-- Task description --
State the number of lines that contain "meghatározása", with no other text.
──────────────────────────────
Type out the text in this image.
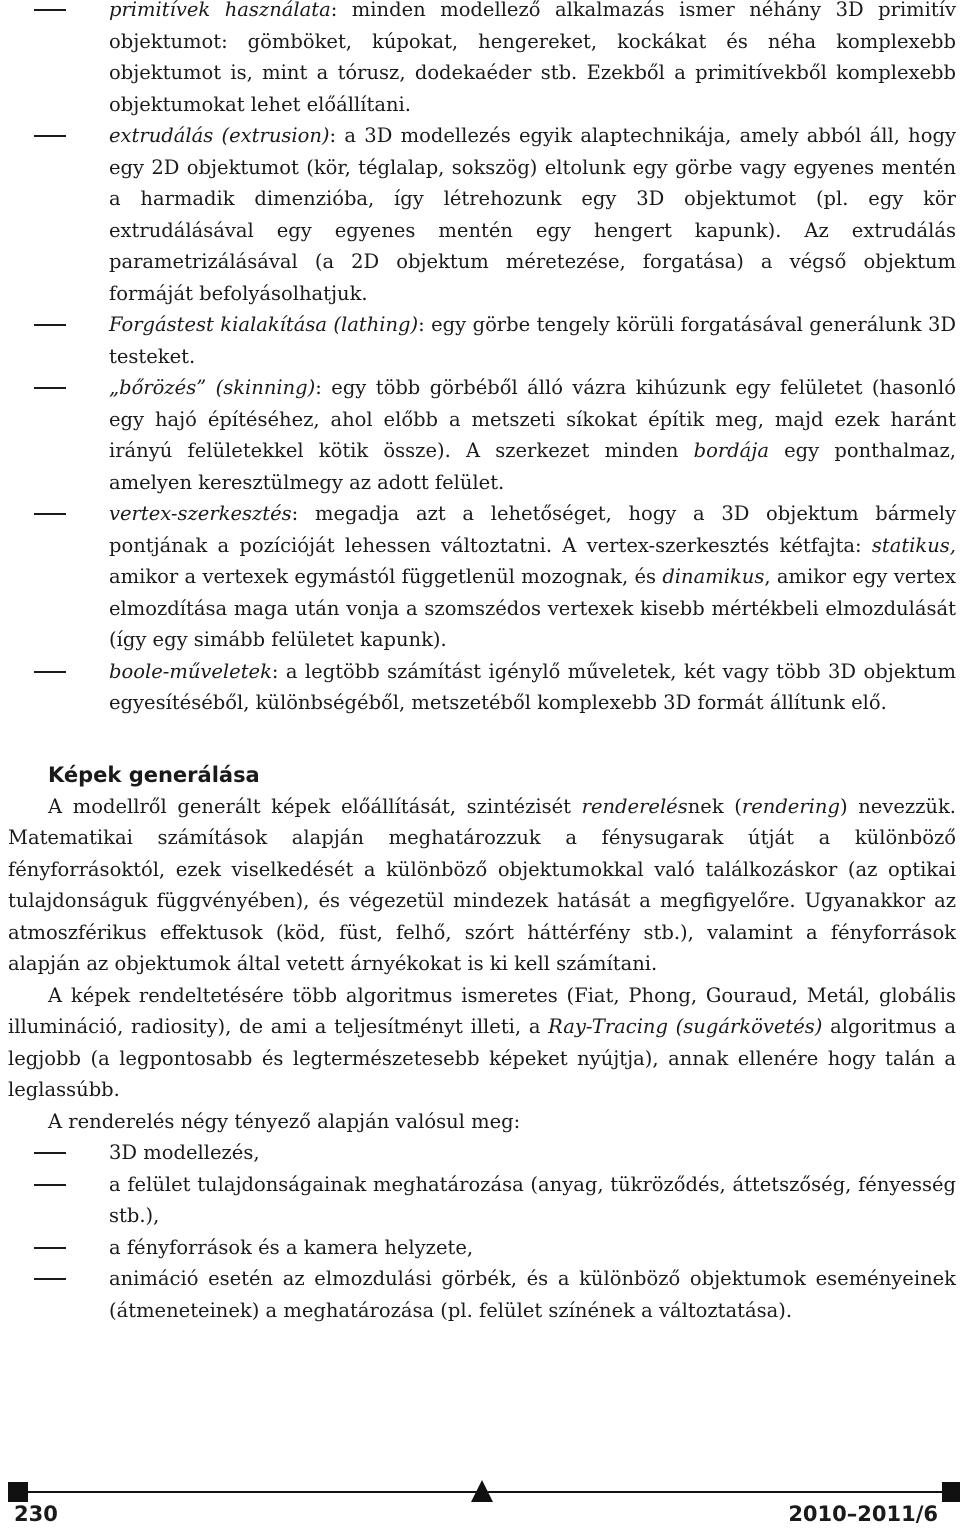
primitívek használata: minden modellező alkalmazás ismer néhány 3D primitív objektumot: gömböket, kúpokat, hengereket, kockákat és néha komplexebb objektumot is, mint a tórusz, dodekaéder stb. Ezekből a primitívekből komplexebb objektumokat lehet előállítani.
extrudálás (extrusion): a 3D modellezés egyik alaptechnikája, amely abból áll, hogy egy 2D objektumot (kör, téglalap, sokszög) eltolunk egy görbe vagy egyenes mentén a harmadik dimenzióba, így létrehozunk egy 3D objektumot (pl. egy kör extrudálásával egy egyenes mentén egy hengert kapunk). Az extrudálás parametrizálásával (a 2D objektum méretezése, forgatása) a végső objektum formáját befolyásolhatjuk.
Forgástest kialakítása (lathing): egy görbe tengely körüli forgatásával generálunk 3D testeket.
„bőrözés” (skinning): egy több görbéből álló vázra kihúzunk egy felületet (hasonló egy hajó építéséhez, ahol előbb a metszeti síkokat építik meg, majd ezek haránt irányú felületekkel kötik össze). A szerkezet minden bordája egy ponthalmaz, amelyen keresztülmegy az adott felület.
vertex-szerkesztés: megadja azt a lehetőséget, hogy a 3D objektum bármely pontjának a pozícióját lehessen változtatni. A vertex-szerkesztés kétfajta: statikus, amikor a vertexek egymástól függetlenül mozognak, és dinamikus, amikor egy vertex elmozdítása maga után vonja a szomszédos vertexek kisebb mértékbeli elmozdulását (így egy simább felületet kapunk).
boole-műveletek: a legtöbb számítást igénylő műveletek, két vagy több 3D objektum egyesítéséből, különbségéből, metszetéből komplexebb 3D formát állítunk elő.
Képek generálása

A modellről generált képek előállítását, szintézisét renderelésnek (rendering) nevezzük. Matematikai számítások alapján meghatározzuk a fénysugarak útját a különböző fényforrásoktól, ezek viselkedését a különböző objektumokkal való találkozáskor (az optikai tulajdonságuk függvényében), és végezetül mindezek hatását a megfigyelőre. Ugyanakkor az atmoszférikus effektusok (köd, füst, felhő, szórt háttérfény stb.), valamint a fényforrások alapján az objektumok által vetett árnyékokat is ki kell számítani.

A képek rendeltetésére több algoritmus ismeretes (Fiat, Phong, Gouraud, Metál, globális illumináció, radiosity), de ami a teljesítményt illeti, a Ray-Tracing (sugárkövetés) algoritmus a legjobb (a legpontosabb és legtermészetesebb képeket nyújtja), annak ellenére hogy talán a leglassúbb.

A renderelés négy tényező alapján valósul meg:

3D modellezés,
a felület tulajdonságainak meghatározása (anyag, tükröződés, áttetszőség, fényesség stb.),
a fényforrások és a kamera helyzete,
animáció esetén az elmozdulási görbék, és a különböző objektumok eseményeinek (átmeneteinek) a meghatározása (pl. felület színének a változtatása).
230	2010–2011/6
──────────────────────────────
-- Answer below --
2